Exact repetition is required: output every record in full.
Start Excerpted records
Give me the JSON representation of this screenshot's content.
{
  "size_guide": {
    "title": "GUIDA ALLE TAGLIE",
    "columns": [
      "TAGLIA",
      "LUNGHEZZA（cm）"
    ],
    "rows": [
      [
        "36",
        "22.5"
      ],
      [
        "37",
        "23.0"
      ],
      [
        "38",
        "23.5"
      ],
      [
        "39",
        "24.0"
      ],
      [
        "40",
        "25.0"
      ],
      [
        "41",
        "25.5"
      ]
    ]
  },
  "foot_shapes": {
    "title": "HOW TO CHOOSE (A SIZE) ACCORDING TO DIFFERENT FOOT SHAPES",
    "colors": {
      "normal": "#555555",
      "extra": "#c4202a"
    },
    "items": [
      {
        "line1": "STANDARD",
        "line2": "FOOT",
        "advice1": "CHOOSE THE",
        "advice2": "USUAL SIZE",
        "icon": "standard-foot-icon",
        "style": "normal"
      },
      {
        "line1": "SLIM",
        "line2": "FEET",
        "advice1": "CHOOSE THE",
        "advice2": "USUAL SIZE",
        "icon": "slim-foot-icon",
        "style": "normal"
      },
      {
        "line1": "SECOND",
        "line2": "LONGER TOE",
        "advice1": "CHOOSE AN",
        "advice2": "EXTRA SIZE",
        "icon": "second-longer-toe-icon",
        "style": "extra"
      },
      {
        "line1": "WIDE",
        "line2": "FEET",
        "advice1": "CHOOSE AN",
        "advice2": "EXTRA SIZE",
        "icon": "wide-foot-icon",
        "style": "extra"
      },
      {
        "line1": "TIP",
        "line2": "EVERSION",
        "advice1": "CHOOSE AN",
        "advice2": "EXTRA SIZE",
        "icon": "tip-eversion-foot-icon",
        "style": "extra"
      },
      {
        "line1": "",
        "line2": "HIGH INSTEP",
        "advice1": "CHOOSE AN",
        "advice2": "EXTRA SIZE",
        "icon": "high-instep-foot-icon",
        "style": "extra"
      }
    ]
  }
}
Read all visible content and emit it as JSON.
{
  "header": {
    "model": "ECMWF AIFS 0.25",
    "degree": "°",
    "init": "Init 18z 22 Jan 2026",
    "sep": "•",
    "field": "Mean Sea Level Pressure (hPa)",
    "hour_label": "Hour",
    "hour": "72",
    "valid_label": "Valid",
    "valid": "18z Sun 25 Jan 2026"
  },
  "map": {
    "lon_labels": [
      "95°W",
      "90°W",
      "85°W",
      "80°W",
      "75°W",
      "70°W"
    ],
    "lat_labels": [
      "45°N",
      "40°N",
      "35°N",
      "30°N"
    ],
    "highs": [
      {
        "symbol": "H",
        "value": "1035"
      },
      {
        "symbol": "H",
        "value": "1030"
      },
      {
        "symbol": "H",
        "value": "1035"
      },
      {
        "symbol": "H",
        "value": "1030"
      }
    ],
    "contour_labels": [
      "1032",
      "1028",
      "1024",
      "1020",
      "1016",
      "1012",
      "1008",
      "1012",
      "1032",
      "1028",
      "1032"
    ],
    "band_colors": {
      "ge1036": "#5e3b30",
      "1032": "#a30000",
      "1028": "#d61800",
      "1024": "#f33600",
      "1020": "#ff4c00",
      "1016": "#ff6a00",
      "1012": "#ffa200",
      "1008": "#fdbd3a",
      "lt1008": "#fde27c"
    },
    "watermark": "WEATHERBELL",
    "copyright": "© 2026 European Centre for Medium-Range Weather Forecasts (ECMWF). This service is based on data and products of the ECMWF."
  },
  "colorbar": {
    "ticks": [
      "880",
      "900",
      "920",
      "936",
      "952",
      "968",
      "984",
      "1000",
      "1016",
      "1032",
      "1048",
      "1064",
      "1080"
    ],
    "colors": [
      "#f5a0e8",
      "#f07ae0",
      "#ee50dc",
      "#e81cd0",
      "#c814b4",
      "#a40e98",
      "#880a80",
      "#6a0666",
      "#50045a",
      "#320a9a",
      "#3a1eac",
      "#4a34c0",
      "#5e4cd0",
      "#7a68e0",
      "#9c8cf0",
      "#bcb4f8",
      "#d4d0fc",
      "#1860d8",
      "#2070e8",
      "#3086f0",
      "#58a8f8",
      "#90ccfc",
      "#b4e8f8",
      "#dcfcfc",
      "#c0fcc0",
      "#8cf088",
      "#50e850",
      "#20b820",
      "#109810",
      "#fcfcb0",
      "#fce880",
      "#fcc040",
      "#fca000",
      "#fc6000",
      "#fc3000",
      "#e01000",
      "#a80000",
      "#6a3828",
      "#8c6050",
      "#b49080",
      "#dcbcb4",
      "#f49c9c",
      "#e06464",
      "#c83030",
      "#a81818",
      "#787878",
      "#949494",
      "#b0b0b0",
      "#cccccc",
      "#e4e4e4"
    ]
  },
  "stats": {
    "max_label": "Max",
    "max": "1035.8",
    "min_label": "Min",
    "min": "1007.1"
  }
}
End Excerpted records
▸ The solution:
Give me the JSON representation of this screenshot's content.
{
  "size_guide": {
    "title": "GUIDA ALLE TAGLIE",
    "columns": [
      "TAGLIA",
      "LUNGHEZZA（cm）"
    ],
    "rows": [
      [
        "36",
        "22.5"
      ],
      [
        "37",
        "23.0"
      ],
      [
        "38",
        "23.5"
      ],
      [
        "39",
        "24.0"
      ],
      [
        "40",
        "25.0"
      ],
      [
        "41",
        "25.5"
      ]
    ]
  },
  "foot_shapes": {
    "title": "HOW TO CHOOSE (A SIZE) ACCORDING TO DIFFERENT FOOT SHAPES",
    "colors": {
      "normal": "#555555",
      "extra": "#c4202a"
    },
    "items": [
      {
        "line1": "STANDARD",
        "line2": "FOOT",
        "advice1": "CHOOSE THE",
        "advice2": "USUAL SIZE",
        "icon": "standard-foot-icon",
        "style": "normal"
      },
      {
        "line1": "SLIM",
        "line2": "FEET",
        "advice1": "CHOOSE THE",
        "advice2": "USUAL SIZE",
        "icon": "slim-foot-icon",
        "style": "normal"
      },
      {
        "line1": "SECOND",
        "line2": "LONGER TOE",
        "advice1": "CHOOSE AN",
        "advice2": "EXTRA SIZE",
        "icon": "second-longer-toe-icon",
        "style": "extra"
      },
      {
        "line1": "WIDE",
        "line2": "FEET",
        "advice1": "CHOOSE AN",
        "advice2": "EXTRA SIZE",
        "icon": "wide-foot-icon",
        "style": "extra"
      },
      {
        "line1": "TIP",
        "line2": "EVERSION",
        "advice1": "CHOOSE AN",
        "advice2": "EXTRA SIZE",
        "icon": "tip-eversion-foot-icon",
        "style": "extra"
      },
      {
        "line1": "",
        "line2": "HIGH INSTEP",
        "advice1": "CHOOSE AN",
        "advice2": "EXTRA SIZE",
        "icon": "high-instep-foot-icon",
        "style": "extra"
      }
    ]
  }
}
Read all visible content and emit it as JSON.
{
  "header": {
    "model": "ECMWF AIFS 0.25",
    "degree": "°",
    "init": "Init 18z 22 Jan 2026",
    "sep": "•",
    "field": "Mean Sea Level Pressure (hPa)",
    "hour_label": "Hour",
    "hour": "72",
    "valid_label": "Valid",
    "valid": "18z Sun 25 Jan 2026"
  },
  "map": {
    "lon_labels": [
      "95°W",
      "90°W",
      "85°W",
      "80°W",
      "75°W",
      "70°W"
    ],
    "lat_labels": [
      "45°N",
      "40°N",
      "35°N",
      "30°N"
    ],
    "highs": [
      {
        "symbol": "H",
        "value": "1035"
      },
      {
        "symbol": "H",
        "value": "1030"
      },
      {
        "symbol": "H",
        "value": "1035"
      },
      {
        "symbol": "H",
        "value": "1030"
      }
    ],
    "contour_labels": [
      "1032",
      "1028",
      "1024",
      "1020",
      "1016",
      "1012",
      "1008",
      "1012",
      "1032",
      "1028",
      "1032"
    ],
    "band_colors": {
      "ge1036": "#5e3b30",
      "1032": "#a30000",
      "1028": "#d61800",
      "1024": "#f33600",
      "1020": "#ff4c00",
      "1016": "#ff6a00",
      "1012": "#ffa200",
      "1008": "#fdbd3a",
      "lt1008": "#fde27c"
    },
    "watermark": "WEATHERBELL",
    "copyright": "© 2026 European Centre for Medium-Range Weather Forecasts (ECMWF). This service is based on data and products of the ECMWF."
  },
  "colorbar": {
    "ticks": [
      "880",
      "900",
      "920",
      "936",
      "952",
      "968",
      "984",
      "1000",
      "1016",
      "1032",
      "1048",
      "1064",
      "1080"
    ],
    "colors": [
      "#f5a0e8",
      "#f07ae0",
      "#ee50dc",
      "#e81cd0",
      "#c814b4",
      "#a40e98",
      "#880a80",
      "#6a0666",
      "#50045a",
      "#320a9a",
      "#3a1eac",
      "#4a34c0",
      "#5e4cd0",
      "#7a68e0",
      "#9c8cf0",
      "#bcb4f8",
      "#d4d0fc",
      "#1860d8",
      "#2070e8",
      "#3086f0",
      "#58a8f8",
      "#90ccfc",
      "#b4e8f8",
      "#dcfcfc",
      "#c0fcc0",
      "#8cf088",
      "#50e850",
      "#20b820",
      "#109810",
      "#fcfcb0",
      "#fce880",
      "#fcc040",
      "#fca000",
      "#fc6000",
      "#fc3000",
      "#e01000",
      "#a80000",
      "#6a3828",
      "#8c6050",
      "#b49080",
      "#dcbcb4",
      "#f49c9c",
      "#e06464",
      "#c83030",
      "#a81818",
      "#787878",
      "#949494",
      "#b0b0b0",
      "#cccccc",
      "#e4e4e4"
    ]
  },
  "stats": {
    "max_label": "Max",
    "max": "1035.8",
    "min_label": "Min",
    "min": "1007.1"
  }
}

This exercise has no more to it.